> DIRECTIVE: Exactly as given, repeat all of the entries.

> RECORDS FOR THIS EXERCISE:
------
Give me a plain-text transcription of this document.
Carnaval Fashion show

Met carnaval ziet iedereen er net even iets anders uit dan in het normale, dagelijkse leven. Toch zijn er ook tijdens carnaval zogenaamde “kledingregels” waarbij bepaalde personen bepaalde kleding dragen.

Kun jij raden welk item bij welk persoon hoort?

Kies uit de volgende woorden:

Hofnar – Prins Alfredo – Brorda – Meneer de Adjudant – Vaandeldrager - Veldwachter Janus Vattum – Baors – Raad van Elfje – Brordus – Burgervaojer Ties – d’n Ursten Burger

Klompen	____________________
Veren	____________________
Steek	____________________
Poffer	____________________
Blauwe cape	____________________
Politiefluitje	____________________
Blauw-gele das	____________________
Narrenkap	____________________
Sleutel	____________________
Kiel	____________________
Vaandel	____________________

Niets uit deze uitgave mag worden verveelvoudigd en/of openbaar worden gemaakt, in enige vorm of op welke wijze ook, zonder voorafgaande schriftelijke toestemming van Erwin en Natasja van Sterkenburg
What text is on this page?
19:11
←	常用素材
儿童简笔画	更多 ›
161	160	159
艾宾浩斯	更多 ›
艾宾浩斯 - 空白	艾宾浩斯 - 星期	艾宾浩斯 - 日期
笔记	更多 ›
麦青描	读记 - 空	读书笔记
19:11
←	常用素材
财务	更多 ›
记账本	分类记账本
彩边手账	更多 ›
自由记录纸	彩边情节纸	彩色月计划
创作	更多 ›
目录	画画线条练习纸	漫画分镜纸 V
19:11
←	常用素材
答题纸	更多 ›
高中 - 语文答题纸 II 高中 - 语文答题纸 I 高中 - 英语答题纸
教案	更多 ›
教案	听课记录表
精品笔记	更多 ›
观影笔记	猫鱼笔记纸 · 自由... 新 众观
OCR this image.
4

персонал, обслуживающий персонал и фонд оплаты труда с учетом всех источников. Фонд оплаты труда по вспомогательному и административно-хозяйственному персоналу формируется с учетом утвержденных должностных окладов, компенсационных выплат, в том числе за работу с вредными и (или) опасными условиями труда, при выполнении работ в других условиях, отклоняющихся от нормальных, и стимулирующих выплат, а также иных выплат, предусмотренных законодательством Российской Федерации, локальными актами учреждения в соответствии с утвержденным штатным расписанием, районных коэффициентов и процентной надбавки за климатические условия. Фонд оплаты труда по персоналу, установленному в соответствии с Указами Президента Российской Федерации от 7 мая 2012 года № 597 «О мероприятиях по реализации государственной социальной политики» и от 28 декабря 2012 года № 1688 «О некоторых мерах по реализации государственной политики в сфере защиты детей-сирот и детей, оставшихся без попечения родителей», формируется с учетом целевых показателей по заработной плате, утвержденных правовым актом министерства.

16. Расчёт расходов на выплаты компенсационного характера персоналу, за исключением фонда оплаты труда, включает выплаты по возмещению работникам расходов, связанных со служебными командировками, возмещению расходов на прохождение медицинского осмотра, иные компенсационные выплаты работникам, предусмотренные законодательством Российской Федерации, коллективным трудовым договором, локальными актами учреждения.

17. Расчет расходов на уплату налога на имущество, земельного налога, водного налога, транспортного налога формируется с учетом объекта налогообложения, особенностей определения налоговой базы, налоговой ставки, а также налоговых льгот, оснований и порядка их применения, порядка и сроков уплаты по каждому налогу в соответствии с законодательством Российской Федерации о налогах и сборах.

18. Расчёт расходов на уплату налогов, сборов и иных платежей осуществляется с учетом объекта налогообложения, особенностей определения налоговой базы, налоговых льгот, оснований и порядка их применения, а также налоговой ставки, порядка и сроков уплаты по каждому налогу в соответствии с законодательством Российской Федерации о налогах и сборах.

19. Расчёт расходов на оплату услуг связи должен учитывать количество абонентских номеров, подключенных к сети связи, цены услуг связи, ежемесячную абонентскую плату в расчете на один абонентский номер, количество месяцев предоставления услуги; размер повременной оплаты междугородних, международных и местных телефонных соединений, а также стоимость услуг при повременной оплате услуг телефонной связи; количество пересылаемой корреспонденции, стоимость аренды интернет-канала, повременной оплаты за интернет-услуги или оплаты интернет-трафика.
------
> IN RESPONSE:
Give me a plain-text transcription of this document.
Carnaval Fashion show

Met carnaval ziet iedereen er net even iets anders uit dan in het normale, dagelijkse leven. Toch zijn er ook tijdens carnaval zogenaamde “kledingregels” waarbij bepaalde personen bepaalde kleding dragen.

Kun jij raden welk item bij welk persoon hoort?

Kies uit de volgende woorden:

Hofnar – Prins Alfredo – Brorda – Meneer de Adjudant – Vaandeldrager - Veldwachter Janus Vattum – Baors – Raad van Elfje – Brordus – Burgervaojer Ties – d’n Ursten Burger

Klompen	____________________
Veren	____________________
Steek	____________________
Poffer	____________________
Blauwe cape	____________________
Politiefluitje	____________________
Blauw-gele das	____________________
Narrenkap	____________________
Sleutel	____________________
Kiel	____________________
Vaandel	____________________

Niets uit deze uitgave mag worden verveelvoudigd en/of openbaar worden gemaakt, in enige vorm of op welke wijze ook, zonder voorafgaande schriftelijke toestemming van Erwin en Natasja van Sterkenburg
What text is on this page?
19:11
←	常用素材
儿童简笔画	更多 ›
161	160	159
艾宾浩斯	更多 ›
艾宾浩斯 - 空白	艾宾浩斯 - 星期	艾宾浩斯 - 日期
笔记	更多 ›
麦青描	读记 - 空	读书笔记
19:11
←	常用素材
财务	更多 ›
记账本	分类记账本
彩边手账	更多 ›
自由记录纸	彩边情节纸	彩色月计划
创作	更多 ›
目录	画画线条练习纸	漫画分镜纸 V
19:11
←	常用素材
答题纸	更多 ›
高中 - 语文答题纸 II 高中 - 语文答题纸 I 高中 - 英语答题纸
教案	更多 ›
教案	听课记录表
精品笔记	更多 ›
观影笔记	猫鱼笔记纸 · 自由... 新 众观
OCR this image.
4

персонал, обслуживающий персонал и фонд оплаты труда с учетом всех источников. Фонд оплаты труда по вспомогательному и административно-хозяйственному персоналу формируется с учетом утвержденных должностных окладов, компенсационных выплат, в том числе за работу с вредными и (или) опасными условиями труда, при выполнении работ в других условиях, отклоняющихся от нормальных, и стимулирующих выплат, а также иных выплат, предусмотренных законодательством Российской Федерации, локальными актами учреждения в соответствии с утвержденным штатным расписанием, районных коэффициентов и процентной надбавки за климатические условия. Фонд оплаты труда по персоналу, установленному в соответствии с Указами Президента Российской Федерации от 7 мая 2012 года № 597 «О мероприятиях по реализации государственной социальной политики» и от 28 декабря 2012 года № 1688 «О некоторых мерах по реализации государственной политики в сфере защиты детей-сирот и детей, оставшихся без попечения родителей», формируется с учетом целевых показателей по заработной плате, утвержденных правовым актом министерства.

16. Расчёт расходов на выплаты компенсационного характера персоналу, за исключением фонда оплаты труда, включает выплаты по возмещению работникам расходов, связанных со служебными командировками, возмещению расходов на прохождение медицинского осмотра, иные компенсационные выплаты работникам, предусмотренные законодательством Российской Федерации, коллективным трудовым договором, локальными актами учреждения.

17. Расчет расходов на уплату налога на имущество, земельного налога, водного налога, транспортного налога формируется с учетом объекта налогообложения, особенностей определения налоговой базы, налоговой ставки, а также налоговых льгот, оснований и порядка их применения, порядка и сроков уплаты по каждому налогу в соответствии с законодательством Российской Федерации о налогах и сборах.

18. Расчёт расходов на уплату налогов, сборов и иных платежей осуществляется с учетом объекта налогообложения, особенностей определения налоговой базы, налоговых льгот, оснований и порядка их применения, а также налоговой ставки, порядка и сроков уплаты по каждому налогу в соответствии с законодательством Российской Федерации о налогах и сборах.

19. Расчёт расходов на оплату услуг связи должен учитывать количество абонентских номеров, подключенных к сети связи, цены услуг связи, ежемесячную абонентскую плату в расчете на один абонентский номер, количество месяцев предоставления услуги; размер повременной оплаты междугородних, международных и местных телефонных соединений, а также стоимость услуг при повременной оплате услуг телефонной связи; количество пересылаемой корреспонденции, стоимость аренды интернет-канала, повременной оплаты за интернет-услуги или оплаты интернет-трафика.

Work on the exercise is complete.